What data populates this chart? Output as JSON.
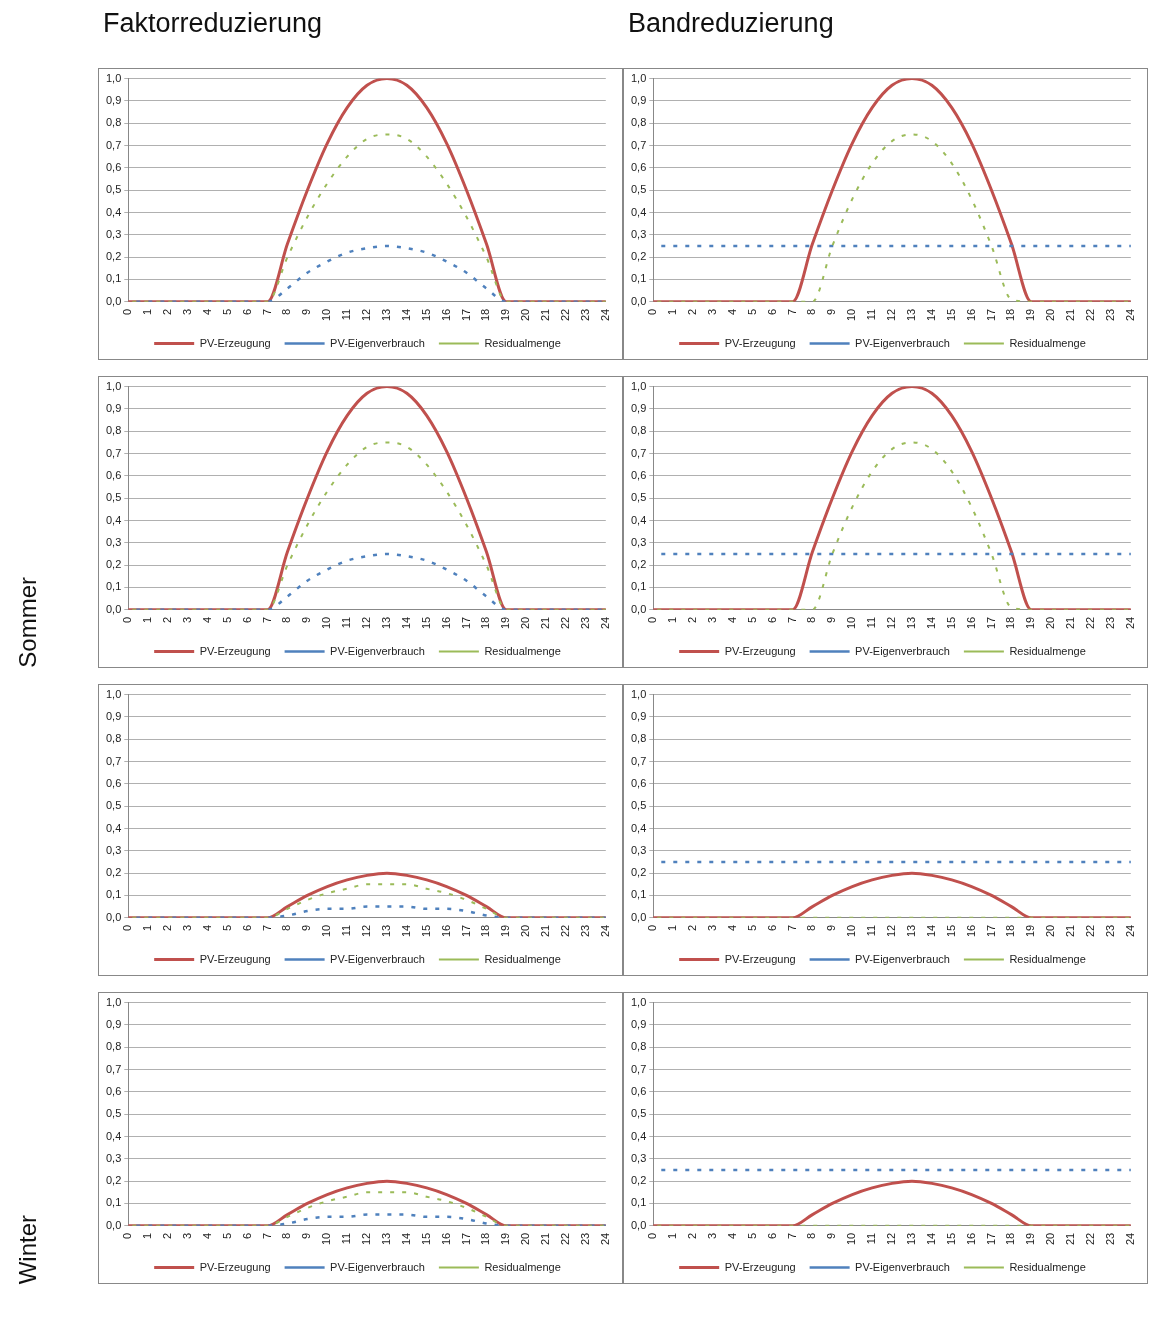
{
  "chart_data": [
    {
      "type": "line",
      "title": "Faktorreduzierung",
      "categories": [
        "0",
        "1",
        "2",
        "3",
        "4",
        "5",
        "6",
        "7",
        "8",
        "9",
        "10",
        "11",
        "12",
        "13",
        "14",
        "15",
        "16",
        "17",
        "18",
        "19",
        "20",
        "21",
        "22",
        "23",
        "24"
      ],
      "ylim": [
        0,
        1
      ],
      "yticks": [
        {
          "value": 0,
          "label": "0,0"
        },
        {
          "value": 0.1,
          "label": "0,1"
        },
        {
          "value": 0.2,
          "label": "0,2"
        },
        {
          "value": 0.3,
          "label": "0,3"
        },
        {
          "value": 0.4,
          "label": "0,4"
        },
        {
          "value": 0.5,
          "label": "0,5"
        },
        {
          "value": 0.6,
          "label": "0,6"
        },
        {
          "value": 0.7,
          "label": "0,7"
        },
        {
          "value": 0.8,
          "label": "0,8"
        },
        {
          "value": 0.9,
          "label": "0,9"
        },
        {
          "value": 1,
          "label": "1,0"
        }
      ],
      "grid": "y",
      "legend": "bottom",
      "marker": "none",
      "series": [
        {
          "name": "PV-Erzeugung",
          "color": "#c0504d",
          "line_style": "solid",
          "values": [
            0,
            0,
            0,
            0,
            0,
            0,
            0,
            0,
            0.26,
            0.5,
            0.71,
            0.87,
            0.97,
            1,
            0.97,
            0.87,
            0.71,
            0.5,
            0.26,
            0,
            0,
            0,
            0,
            0,
            0
          ]
        },
        {
          "name": "PV-Eigenverbrauch",
          "color": "#4f81bd",
          "line_style": "dashed",
          "values": [
            0,
            0,
            0,
            0,
            0,
            0,
            0,
            0,
            0.06,
            0.13,
            0.18,
            0.22,
            0.24,
            0.25,
            0.24,
            0.22,
            0.18,
            0.13,
            0.06,
            0,
            0,
            0,
            0,
            0,
            0
          ]
        },
        {
          "name": "Residualmenge",
          "color": "#9bbb59",
          "line_style": "dashed",
          "values": [
            0,
            0,
            0,
            0,
            0,
            0,
            0,
            0,
            0.2,
            0.38,
            0.53,
            0.65,
            0.73,
            0.75,
            0.73,
            0.65,
            0.53,
            0.38,
            0.2,
            0,
            0,
            0,
            0,
            0,
            0
          ]
        }
      ]
    },
    {
      "type": "line",
      "title": "Bandreduzierung",
      "categories": [
        "0",
        "1",
        "2",
        "3",
        "4",
        "5",
        "6",
        "7",
        "8",
        "9",
        "10",
        "11",
        "12",
        "13",
        "14",
        "15",
        "16",
        "17",
        "18",
        "19",
        "20",
        "21",
        "22",
        "23",
        "24"
      ],
      "ylim": [
        0,
        1
      ],
      "yticks": [
        {
          "value": 0,
          "label": "0,0"
        },
        {
          "value": 0.1,
          "label": "0,1"
        },
        {
          "value": 0.2,
          "label": "0,2"
        },
        {
          "value": 0.3,
          "label": "0,3"
        },
        {
          "value": 0.4,
          "label": "0,4"
        },
        {
          "value": 0.5,
          "label": "0,5"
        },
        {
          "value": 0.6,
          "label": "0,6"
        },
        {
          "value": 0.7,
          "label": "0,7"
        },
        {
          "value": 0.8,
          "label": "0,8"
        },
        {
          "value": 0.9,
          "label": "0,9"
        },
        {
          "value": 1,
          "label": "1,0"
        }
      ],
      "grid": "y",
      "legend": "bottom",
      "marker": "none",
      "series": [
        {
          "name": "PV-Erzeugung",
          "color": "#c0504d",
          "line_style": "solid",
          "values": [
            0,
            0,
            0,
            0,
            0,
            0,
            0,
            0,
            0.26,
            0.5,
            0.71,
            0.87,
            0.97,
            1,
            0.97,
            0.87,
            0.71,
            0.5,
            0.26,
            0,
            0,
            0,
            0,
            0,
            0
          ]
        },
        {
          "name": "PV-Eigenverbrauch",
          "color": "#4f81bd",
          "line_style": "dashed",
          "values": [
            0.25,
            0.25,
            0.25,
            0.25,
            0.25,
            0.25,
            0.25,
            0.25,
            0.25,
            0.25,
            0.25,
            0.25,
            0.25,
            0.25,
            0.25,
            0.25,
            0.25,
            0.25,
            0.25,
            0.25,
            0.25,
            0.25,
            0.25,
            0.25,
            0.25
          ]
        },
        {
          "name": "Residualmenge",
          "color": "#9bbb59",
          "line_style": "dashed",
          "values": [
            0,
            0,
            0,
            0,
            0,
            0,
            0,
            0,
            0,
            0.25,
            0.46,
            0.62,
            0.72,
            0.75,
            0.72,
            0.62,
            0.46,
            0.25,
            0.01,
            0,
            0,
            0,
            0,
            0,
            0
          ]
        }
      ]
    },
    {
      "type": "line",
      "annotations": [
        "Sommer"
      ],
      "categories": [
        "0",
        "1",
        "2",
        "3",
        "4",
        "5",
        "6",
        "7",
        "8",
        "9",
        "10",
        "11",
        "12",
        "13",
        "14",
        "15",
        "16",
        "17",
        "18",
        "19",
        "20",
        "21",
        "22",
        "23",
        "24"
      ],
      "ylim": [
        0,
        1
      ],
      "yticks": [
        {
          "value": 0,
          "label": "0,0"
        },
        {
          "value": 0.1,
          "label": "0,1"
        },
        {
          "value": 0.2,
          "label": "0,2"
        },
        {
          "value": 0.3,
          "label": "0,3"
        },
        {
          "value": 0.4,
          "label": "0,4"
        },
        {
          "value": 0.5,
          "label": "0,5"
        },
        {
          "value": 0.6,
          "label": "0,6"
        },
        {
          "value": 0.7,
          "label": "0,7"
        },
        {
          "value": 0.8,
          "label": "0,8"
        },
        {
          "value": 0.9,
          "label": "0,9"
        },
        {
          "value": 1,
          "label": "1,0"
        }
      ],
      "grid": "y",
      "legend": "bottom",
      "marker": "none",
      "series": [
        {
          "name": "PV-Erzeugung",
          "color": "#c0504d",
          "line_style": "solid",
          "values": [
            0,
            0,
            0,
            0,
            0,
            0,
            0,
            0,
            0.26,
            0.5,
            0.71,
            0.87,
            0.97,
            1,
            0.97,
            0.87,
            0.71,
            0.5,
            0.26,
            0,
            0,
            0,
            0,
            0,
            0
          ]
        },
        {
          "name": "PV-Eigenverbrauch",
          "color": "#4f81bd",
          "line_style": "dashed",
          "values": [
            0,
            0,
            0,
            0,
            0,
            0,
            0,
            0,
            0.06,
            0.13,
            0.18,
            0.22,
            0.24,
            0.25,
            0.24,
            0.22,
            0.18,
            0.13,
            0.06,
            0,
            0,
            0,
            0,
            0,
            0
          ]
        },
        {
          "name": "Residualmenge",
          "color": "#9bbb59",
          "line_style": "dashed",
          "values": [
            0,
            0,
            0,
            0,
            0,
            0,
            0,
            0,
            0.2,
            0.38,
            0.53,
            0.65,
            0.73,
            0.75,
            0.73,
            0.65,
            0.53,
            0.38,
            0.2,
            0,
            0,
            0,
            0,
            0,
            0
          ]
        }
      ]
    },
    {
      "type": "line",
      "categories": [
        "0",
        "1",
        "2",
        "3",
        "4",
        "5",
        "6",
        "7",
        "8",
        "9",
        "10",
        "11",
        "12",
        "13",
        "14",
        "15",
        "16",
        "17",
        "18",
        "19",
        "20",
        "21",
        "22",
        "23",
        "24"
      ],
      "ylim": [
        0,
        1
      ],
      "yticks": [
        {
          "value": 0,
          "label": "0,0"
        },
        {
          "value": 0.1,
          "label": "0,1"
        },
        {
          "value": 0.2,
          "label": "0,2"
        },
        {
          "value": 0.3,
          "label": "0,3"
        },
        {
          "value": 0.4,
          "label": "0,4"
        },
        {
          "value": 0.5,
          "label": "0,5"
        },
        {
          "value": 0.6,
          "label": "0,6"
        },
        {
          "value": 0.7,
          "label": "0,7"
        },
        {
          "value": 0.8,
          "label": "0,8"
        },
        {
          "value": 0.9,
          "label": "0,9"
        },
        {
          "value": 1,
          "label": "1,0"
        }
      ],
      "grid": "y",
      "legend": "bottom",
      "marker": "none",
      "series": [
        {
          "name": "PV-Erzeugung",
          "color": "#c0504d",
          "line_style": "solid",
          "values": [
            0,
            0,
            0,
            0,
            0,
            0,
            0,
            0,
            0.26,
            0.5,
            0.71,
            0.87,
            0.97,
            1,
            0.97,
            0.87,
            0.71,
            0.5,
            0.26,
            0,
            0,
            0,
            0,
            0,
            0
          ]
        },
        {
          "name": "PV-Eigenverbrauch",
          "color": "#4f81bd",
          "line_style": "dashed",
          "values": [
            0.25,
            0.25,
            0.25,
            0.25,
            0.25,
            0.25,
            0.25,
            0.25,
            0.25,
            0.25,
            0.25,
            0.25,
            0.25,
            0.25,
            0.25,
            0.25,
            0.25,
            0.25,
            0.25,
            0.25,
            0.25,
            0.25,
            0.25,
            0.25,
            0.25
          ]
        },
        {
          "name": "Residualmenge",
          "color": "#9bbb59",
          "line_style": "dashed",
          "values": [
            0,
            0,
            0,
            0,
            0,
            0,
            0,
            0,
            0,
            0.25,
            0.46,
            0.62,
            0.72,
            0.75,
            0.72,
            0.62,
            0.46,
            0.25,
            0.01,
            0,
            0,
            0,
            0,
            0,
            0
          ]
        }
      ]
    },
    {
      "type": "line",
      "categories": [
        "0",
        "1",
        "2",
        "3",
        "4",
        "5",
        "6",
        "7",
        "8",
        "9",
        "10",
        "11",
        "12",
        "13",
        "14",
        "15",
        "16",
        "17",
        "18",
        "19",
        "20",
        "21",
        "22",
        "23",
        "24"
      ],
      "ylim": [
        0,
        1
      ],
      "yticks": [
        {
          "value": 0,
          "label": "0,0"
        },
        {
          "value": 0.1,
          "label": "0,1"
        },
        {
          "value": 0.2,
          "label": "0,2"
        },
        {
          "value": 0.3,
          "label": "0,3"
        },
        {
          "value": 0.4,
          "label": "0,4"
        },
        {
          "value": 0.5,
          "label": "0,5"
        },
        {
          "value": 0.6,
          "label": "0,6"
        },
        {
          "value": 0.7,
          "label": "0,7"
        },
        {
          "value": 0.8,
          "label": "0,8"
        },
        {
          "value": 0.9,
          "label": "0,9"
        },
        {
          "value": 1,
          "label": "1,0"
        }
      ],
      "grid": "y",
      "legend": "bottom",
      "marker": "none",
      "series": [
        {
          "name": "PV-Erzeugung",
          "color": "#c0504d",
          "line_style": "solid",
          "values": [
            0,
            0,
            0,
            0,
            0,
            0,
            0,
            0,
            0.05,
            0.1,
            0.14,
            0.17,
            0.19,
            0.2,
            0.19,
            0.17,
            0.14,
            0.1,
            0.05,
            0,
            0,
            0,
            0,
            0,
            0
          ]
        },
        {
          "name": "PV-Eigenverbrauch",
          "color": "#4f81bd",
          "line_style": "dashed",
          "values": [
            0,
            0,
            0,
            0,
            0,
            0,
            0,
            0,
            0.01,
            0.03,
            0.04,
            0.04,
            0.05,
            0.05,
            0.05,
            0.04,
            0.04,
            0.03,
            0.01,
            0,
            0,
            0,
            0,
            0,
            0
          ]
        },
        {
          "name": "Residualmenge",
          "color": "#9bbb59",
          "line_style": "dashed",
          "values": [
            0,
            0,
            0,
            0,
            0,
            0,
            0,
            0,
            0.04,
            0.08,
            0.11,
            0.13,
            0.15,
            0.15,
            0.15,
            0.13,
            0.11,
            0.08,
            0.04,
            0,
            0,
            0,
            0,
            0,
            0
          ]
        }
      ]
    },
    {
      "type": "line",
      "categories": [
        "0",
        "1",
        "2",
        "3",
        "4",
        "5",
        "6",
        "7",
        "8",
        "9",
        "10",
        "11",
        "12",
        "13",
        "14",
        "15",
        "16",
        "17",
        "18",
        "19",
        "20",
        "21",
        "22",
        "23",
        "24"
      ],
      "ylim": [
        0,
        1
      ],
      "yticks": [
        {
          "value": 0,
          "label": "0,0"
        },
        {
          "value": 0.1,
          "label": "0,1"
        },
        {
          "value": 0.2,
          "label": "0,2"
        },
        {
          "value": 0.3,
          "label": "0,3"
        },
        {
          "value": 0.4,
          "label": "0,4"
        },
        {
          "value": 0.5,
          "label": "0,5"
        },
        {
          "value": 0.6,
          "label": "0,6"
        },
        {
          "value": 0.7,
          "label": "0,7"
        },
        {
          "value": 0.8,
          "label": "0,8"
        },
        {
          "value": 0.9,
          "label": "0,9"
        },
        {
          "value": 1,
          "label": "1,0"
        }
      ],
      "grid": "y",
      "legend": "bottom",
      "marker": "none",
      "series": [
        {
          "name": "PV-Erzeugung",
          "color": "#c0504d",
          "line_style": "solid",
          "values": [
            0,
            0,
            0,
            0,
            0,
            0,
            0,
            0,
            0.05,
            0.1,
            0.14,
            0.17,
            0.19,
            0.2,
            0.19,
            0.17,
            0.14,
            0.1,
            0.05,
            0,
            0,
            0,
            0,
            0,
            0
          ]
        },
        {
          "name": "PV-Eigenverbrauch",
          "color": "#4f81bd",
          "line_style": "dashed",
          "values": [
            0.25,
            0.25,
            0.25,
            0.25,
            0.25,
            0.25,
            0.25,
            0.25,
            0.25,
            0.25,
            0.25,
            0.25,
            0.25,
            0.25,
            0.25,
            0.25,
            0.25,
            0.25,
            0.25,
            0.25,
            0.25,
            0.25,
            0.25,
            0.25,
            0.25
          ]
        },
        {
          "name": "Residualmenge",
          "color": "#9bbb59",
          "line_style": "dashed",
          "values": [
            0,
            0,
            0,
            0,
            0,
            0,
            0,
            0,
            0,
            0,
            0,
            0,
            0,
            0,
            0,
            0,
            0,
            0,
            0,
            0,
            0,
            0,
            0,
            0,
            0
          ]
        }
      ]
    },
    {
      "type": "line",
      "annotations": [
        "Winter"
      ],
      "categories": [
        "0",
        "1",
        "2",
        "3",
        "4",
        "5",
        "6",
        "7",
        "8",
        "9",
        "10",
        "11",
        "12",
        "13",
        "14",
        "15",
        "16",
        "17",
        "18",
        "19",
        "20",
        "21",
        "22",
        "23",
        "24"
      ],
      "ylim": [
        0,
        1
      ],
      "yticks": [
        {
          "value": 0,
          "label": "0,0"
        },
        {
          "value": 0.1,
          "label": "0,1"
        },
        {
          "value": 0.2,
          "label": "0,2"
        },
        {
          "value": 0.3,
          "label": "0,3"
        },
        {
          "value": 0.4,
          "label": "0,4"
        },
        {
          "value": 0.5,
          "label": "0,5"
        },
        {
          "value": 0.6,
          "label": "0,6"
        },
        {
          "value": 0.7,
          "label": "0,7"
        },
        {
          "value": 0.8,
          "label": "0,8"
        },
        {
          "value": 0.9,
          "label": "0,9"
        },
        {
          "value": 1,
          "label": "1,0"
        }
      ],
      "grid": "y",
      "legend": "bottom",
      "marker": "none",
      "series": [
        {
          "name": "PV-Erzeugung",
          "color": "#c0504d",
          "line_style": "solid",
          "values": [
            0,
            0,
            0,
            0,
            0,
            0,
            0,
            0,
            0.05,
            0.1,
            0.14,
            0.17,
            0.19,
            0.2,
            0.19,
            0.17,
            0.14,
            0.1,
            0.05,
            0,
            0,
            0,
            0,
            0,
            0
          ]
        },
        {
          "name": "PV-Eigenverbrauch",
          "color": "#4f81bd",
          "line_style": "dashed",
          "values": [
            0,
            0,
            0,
            0,
            0,
            0,
            0,
            0,
            0.01,
            0.03,
            0.04,
            0.04,
            0.05,
            0.05,
            0.05,
            0.04,
            0.04,
            0.03,
            0.01,
            0,
            0,
            0,
            0,
            0,
            0
          ]
        },
        {
          "name": "Residualmenge",
          "color": "#9bbb59",
          "line_style": "dashed",
          "values": [
            0,
            0,
            0,
            0,
            0,
            0,
            0,
            0,
            0.04,
            0.08,
            0.11,
            0.13,
            0.15,
            0.15,
            0.15,
            0.13,
            0.11,
            0.08,
            0.04,
            0,
            0,
            0,
            0,
            0,
            0
          ]
        }
      ]
    },
    {
      "type": "line",
      "categories": [
        "0",
        "1",
        "2",
        "3",
        "4",
        "5",
        "6",
        "7",
        "8",
        "9",
        "10",
        "11",
        "12",
        "13",
        "14",
        "15",
        "16",
        "17",
        "18",
        "19",
        "20",
        "21",
        "22",
        "23",
        "24"
      ],
      "ylim": [
        0,
        1
      ],
      "yticks": [
        {
          "value": 0,
          "label": "0,0"
        },
        {
          "value": 0.1,
          "label": "0,1"
        },
        {
          "value": 0.2,
          "label": "0,2"
        },
        {
          "value": 0.3,
          "label": "0,3"
        },
        {
          "value": 0.4,
          "label": "0,4"
        },
        {
          "value": 0.5,
          "label": "0,5"
        },
        {
          "value": 0.6,
          "label": "0,6"
        },
        {
          "value": 0.7,
          "label": "0,7"
        },
        {
          "value": 0.8,
          "label": "0,8"
        },
        {
          "value": 0.9,
          "label": "0,9"
        },
        {
          "value": 1,
          "label": "1,0"
        }
      ],
      "grid": "y",
      "legend": "bottom",
      "marker": "none",
      "series": [
        {
          "name": "PV-Erzeugung",
          "color": "#c0504d",
          "line_style": "solid",
          "values": [
            0,
            0,
            0,
            0,
            0,
            0,
            0,
            0,
            0.05,
            0.1,
            0.14,
            0.17,
            0.19,
            0.2,
            0.19,
            0.17,
            0.14,
            0.1,
            0.05,
            0,
            0,
            0,
            0,
            0,
            0
          ]
        },
        {
          "name": "PV-Eigenverbrauch",
          "color": "#4f81bd",
          "line_style": "dashed",
          "values": [
            0.25,
            0.25,
            0.25,
            0.25,
            0.25,
            0.25,
            0.25,
            0.25,
            0.25,
            0.25,
            0.25,
            0.25,
            0.25,
            0.25,
            0.25,
            0.25,
            0.25,
            0.25,
            0.25,
            0.25,
            0.25,
            0.25,
            0.25,
            0.25,
            0.25
          ]
        },
        {
          "name": "Residualmenge",
          "color": "#9bbb59",
          "line_style": "dashed",
          "values": [
            0,
            0,
            0,
            0,
            0,
            0,
            0,
            0,
            0,
            0,
            0,
            0,
            0,
            0,
            0,
            0,
            0,
            0,
            0,
            0,
            0,
            0,
            0,
            0,
            0
          ]
        }
      ]
    }
  ]
}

◇ ◇ ◇ ◇ ◇

• **TO BE DONE**:
In the entries above, find every line holding the word "title" and copy it out.

• **SOLUTION TO THE EXERCISE**:
      "title": "Faktorreduzierung",
      "title": "Bandreduzierung",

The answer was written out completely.